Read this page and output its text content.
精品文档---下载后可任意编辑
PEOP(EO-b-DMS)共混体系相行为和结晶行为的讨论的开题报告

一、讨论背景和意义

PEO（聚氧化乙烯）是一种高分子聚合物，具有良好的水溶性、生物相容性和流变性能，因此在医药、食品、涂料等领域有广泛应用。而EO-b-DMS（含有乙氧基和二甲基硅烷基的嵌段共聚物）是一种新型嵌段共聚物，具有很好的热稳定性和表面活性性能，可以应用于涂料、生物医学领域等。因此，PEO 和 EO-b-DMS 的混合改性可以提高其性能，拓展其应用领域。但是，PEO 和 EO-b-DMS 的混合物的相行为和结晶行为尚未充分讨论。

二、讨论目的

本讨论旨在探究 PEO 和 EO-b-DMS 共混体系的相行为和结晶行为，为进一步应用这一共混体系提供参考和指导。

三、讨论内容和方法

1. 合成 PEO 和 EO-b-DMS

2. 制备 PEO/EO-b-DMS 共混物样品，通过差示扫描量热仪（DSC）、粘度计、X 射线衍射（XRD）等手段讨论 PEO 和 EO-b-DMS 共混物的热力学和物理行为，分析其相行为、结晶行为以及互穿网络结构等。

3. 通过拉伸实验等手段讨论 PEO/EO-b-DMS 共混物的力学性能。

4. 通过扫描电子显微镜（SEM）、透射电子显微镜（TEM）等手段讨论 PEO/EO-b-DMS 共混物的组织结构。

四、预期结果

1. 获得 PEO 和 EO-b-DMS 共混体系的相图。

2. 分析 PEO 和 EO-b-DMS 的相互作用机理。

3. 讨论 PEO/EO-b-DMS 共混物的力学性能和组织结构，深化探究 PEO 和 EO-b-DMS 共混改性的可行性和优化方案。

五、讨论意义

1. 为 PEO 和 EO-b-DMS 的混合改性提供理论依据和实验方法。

EXERCISE DETAILS
Copy down the material exactly as written.

TASK RESPONSE
Read this page and output its text content.
精品文档---下载后可任意编辑
PEOP(EO-b-DMS)共混体系相行为和结晶行为的讨论的开题报告

一、讨论背景和意义

PEO（聚氧化乙烯）是一种高分子聚合物，具有良好的水溶性、生物相容性和流变性能，因此在医药、食品、涂料等领域有广泛应用。而EO-b-DMS（含有乙氧基和二甲基硅烷基的嵌段共聚物）是一种新型嵌段共聚物，具有很好的热稳定性和表面活性性能，可以应用于涂料、生物医学领域等。因此，PEO 和 EO-b-DMS 的混合改性可以提高其性能，拓展其应用领域。但是，PEO 和 EO-b-DMS 的混合物的相行为和结晶行为尚未充分讨论。

二、讨论目的

本讨论旨在探究 PEO 和 EO-b-DMS 共混体系的相行为和结晶行为，为进一步应用这一共混体系提供参考和指导。

三、讨论内容和方法

1. 合成 PEO 和 EO-b-DMS

2. 制备 PEO/EO-b-DMS 共混物样品，通过差示扫描量热仪（DSC）、粘度计、X 射线衍射（XRD）等手段讨论 PEO 和 EO-b-DMS 共混物的热力学和物理行为，分析其相行为、结晶行为以及互穿网络结构等。

3. 通过拉伸实验等手段讨论 PEO/EO-b-DMS 共混物的力学性能。

4. 通过扫描电子显微镜（SEM）、透射电子显微镜（TEM）等手段讨论 PEO/EO-b-DMS 共混物的组织结构。

四、预期结果

1. 获得 PEO 和 EO-b-DMS 共混体系的相图。

2. 分析 PEO 和 EO-b-DMS 的相互作用机理。

3. 讨论 PEO/EO-b-DMS 共混物的力学性能和组织结构，深化探究 PEO 和 EO-b-DMS 共混改性的可行性和优化方案。

五、讨论意义

1. 为 PEO 和 EO-b-DMS 的混合改性提供理论依据和实验方法。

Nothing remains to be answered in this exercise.